• _TEXT BLOCK_
☆ ☆ ☆ ☆ ☆ ☆ ☆

Consider the number field $E = \Q(\sqrt[3]{28})$.

  1. Find $T_{E|\Q}(\alpha)$ and $N_{E|\Q}(\alpha)$ for every $\alpha \in E$.

  2. Let $\mathcal{O}[\qroot{28}]$ be the set of all integral elements in $E$. Show that if $\beta = \frac{1}{3}(1 + 7\qroot{28} + 2\qroot{98})$, then $$\beta \in \mathcal{O}[\qroot{28}]$$

  3. Consider the set $$ \mathcal{B} = \{\qroot{28},\qroot{98},\frac{1}{3}(1 + 7\qroot{28} + 2\qroot{98}) \}$$ Assuming that $\mathcal{B}$ is an integral basis for $\mathcal{O}(\qroot{28})$, Calculate the field discriminant of the number field $E$.

☆ ☆ ☆ ☆ ☆ ☆ ☆

• _YOUR TASK_
From the number field exercise, reproduce the passage that opens with the words "Consider the number" and closes with "number field $E$.".

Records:
☆ ☆ ☆ ☆ ☆ ☆ ☆

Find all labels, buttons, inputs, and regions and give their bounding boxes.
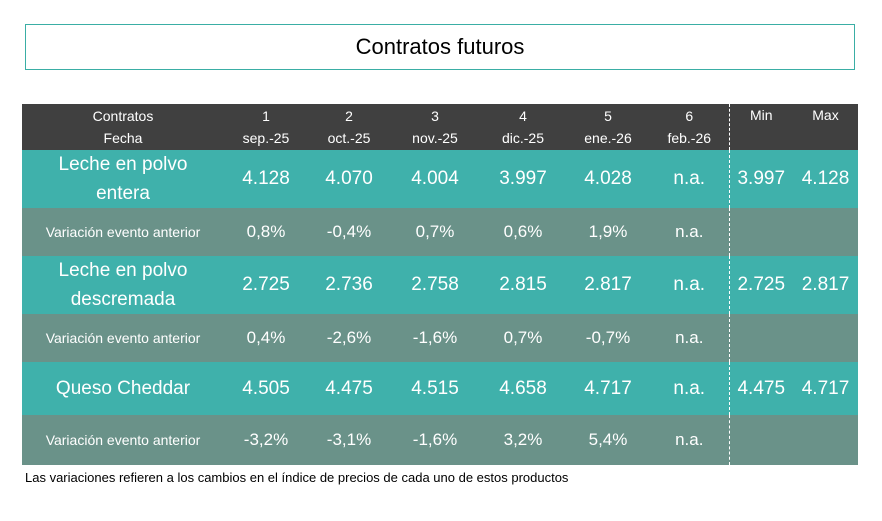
empty-cell: [793, 415, 858, 465]
variation-row: Variación evento anterior 0,4% -2,6% -1,…: [22, 314, 858, 362]
header-min: Min: [728, 104, 793, 150]
min-cell: 2.725: [728, 256, 793, 314]
max-label: Max: [812, 107, 839, 123]
header-row: Contratos Fecha 1 sep.-25 2 oct.-25 3 nov.-…: [22, 104, 858, 150]
product-name: Leche en polvo entera: [22, 150, 224, 208]
col-number: 2: [345, 108, 353, 124]
price-cell: 4.028: [566, 150, 650, 208]
product-name: Leche en polvo descremada: [22, 256, 224, 314]
header-col-4: 4 dic.-25: [480, 104, 566, 150]
product-name-line2: descremada: [70, 289, 176, 310]
price-cell: 4.128: [224, 150, 308, 208]
col-date: nov.-25: [412, 130, 458, 146]
variation-cell: 0,7%: [390, 208, 480, 256]
product-name-line1: Leche en polvo: [58, 154, 188, 175]
price-cell: n.a.: [650, 362, 729, 415]
variation-cell: -3,1%: [308, 415, 390, 465]
empty-cell: [728, 314, 793, 362]
max-cell: 2.817: [793, 256, 858, 314]
price-cell: 4.515: [390, 362, 480, 415]
col-number: 1: [262, 108, 270, 124]
min-cell: 3.997: [728, 150, 793, 208]
header-col-1: 1 sep.-25: [224, 104, 308, 150]
variation-cell: 1,9%: [566, 208, 650, 256]
header-label-cell: Contratos Fecha: [22, 104, 224, 150]
variation-label: Variación evento anterior: [22, 208, 224, 256]
variation-cell: 0,6%: [480, 208, 566, 256]
header-col-2: 2 oct.-25: [308, 104, 390, 150]
variation-row: Variación evento anterior -3,2% -3,1% -1…: [22, 415, 858, 465]
price-cell: 4.070: [308, 150, 390, 208]
variation-label: Variación evento anterior: [22, 314, 224, 362]
header-col-6: 6 feb.-26: [650, 104, 729, 150]
header-col-3: 3 nov.-25: [390, 104, 480, 150]
header-col-5: 5 ene.-26: [566, 104, 650, 150]
price-cell: n.a.: [650, 256, 729, 314]
variation-cell: -1,6%: [390, 314, 480, 362]
variation-cell: 5,4%: [566, 415, 650, 465]
col-number: 6: [685, 108, 694, 124]
empty-cell: [728, 208, 793, 256]
min-label: Min: [749, 107, 773, 123]
col-number: 5: [604, 108, 612, 124]
product-name-line1: Leche en polvo: [58, 260, 188, 281]
col-date: dic.-25: [501, 130, 545, 146]
footnote: Las variaciones refieren a los cambios e…: [25, 470, 569, 485]
price-cell: n.a.: [650, 150, 729, 208]
futures-table: Contratos Fecha 1 sep.-25 2 oct.-25 3 nov.-…: [22, 104, 858, 465]
product-name: Queso Cheddar: [22, 362, 224, 415]
variation-cell: n.a.: [650, 415, 729, 465]
header-date-label: Fecha: [103, 130, 143, 146]
variation-cell: -1,6%: [390, 415, 480, 465]
variation-cell: -0,7%: [566, 314, 650, 362]
price-cell: 2.725: [224, 256, 308, 314]
product-name-line2: entera: [96, 183, 150, 204]
col-date: sep.-25: [242, 130, 290, 146]
min-cell: 4.475: [728, 362, 793, 415]
col-date: feb.-26: [667, 130, 712, 146]
variation-row: Variación evento anterior 0,8% -0,4% 0,7…: [22, 208, 858, 256]
empty-cell: [728, 415, 793, 465]
page-title: Contratos futuros: [25, 24, 855, 70]
product-row: Leche en polvo descremada 2.725 2.736 2.…: [22, 256, 858, 314]
col-number: 4: [519, 108, 527, 124]
col-date: oct.-25: [327, 130, 371, 146]
variation-cell: n.a.: [650, 208, 729, 256]
variation-label: Variación evento anterior: [22, 415, 224, 465]
variation-cell: -0,4%: [308, 208, 390, 256]
price-cell: 4.475: [308, 362, 390, 415]
variation-cell: 0,8%: [224, 208, 308, 256]
empty-cell: [793, 314, 858, 362]
price-cell: 2.815: [480, 256, 566, 314]
price-cell: 4.658: [480, 362, 566, 415]
variation-cell: -2,6%: [308, 314, 390, 362]
col-number: 3: [431, 108, 439, 124]
max-cell: 4.128: [793, 150, 858, 208]
price-cell: 2.817: [566, 256, 650, 314]
max-cell: 4.717: [793, 362, 858, 415]
price-cell: 4.004: [390, 150, 480, 208]
header-contracts-label: Contratos: [92, 108, 154, 124]
variation-cell: 0,4%: [224, 314, 308, 362]
col-date: ene.-26: [584, 130, 632, 146]
variation-cell: 3,2%: [480, 415, 566, 465]
variation-cell: -3,2%: [224, 415, 308, 465]
price-cell: 3.997: [480, 150, 566, 208]
header-max: Max: [793, 104, 858, 150]
variation-cell: 0,7%: [480, 314, 566, 362]
product-row: Queso Cheddar 4.505 4.475 4.515 4.658 4.…: [22, 362, 858, 415]
product-row: Leche en polvo entera 4.128 4.070 4.004 …: [22, 150, 858, 208]
empty-cell: [793, 208, 858, 256]
price-cell: 4.505: [224, 362, 308, 415]
variation-cell: n.a.: [650, 314, 729, 362]
product-name-line1: Queso Cheddar: [55, 378, 191, 399]
price-cell: 4.717: [566, 362, 650, 415]
price-cell: 2.758: [390, 256, 480, 314]
price-cell: 2.736: [308, 256, 390, 314]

☆ ☆ ☆ ☆ ☆ ☆ ☆

• _THE SOLUTION_
Consider the number field $E = \Q(\sqrt[3]{28})$.

  1. Find $T_{E|\Q}(\alpha)$ and $N_{E|\Q}(\alpha)$ for every $\alpha \in E$.

  2. Let $\mathcal{O}[\qroot{28}]$ be the set of all integral elements in $E$. Show that if $\beta = \frac{1}{3}(1 + 7\qroot{28} + 2\qroot{98})$, then $$\beta \in \mathcal{O}[\qroot{28}]$$

  3. Consider the set $$ \mathcal{B} = \{\qroot{28},\qroot{98},\frac{1}{3}(1 + 7\qroot{28} + 2\qroot{98}) \}$$ Assuming that $\mathcal{B}$ is an integral basis for $\mathcal{O}(\qroot{28})$, Calculate the field discriminant of the number field $E$.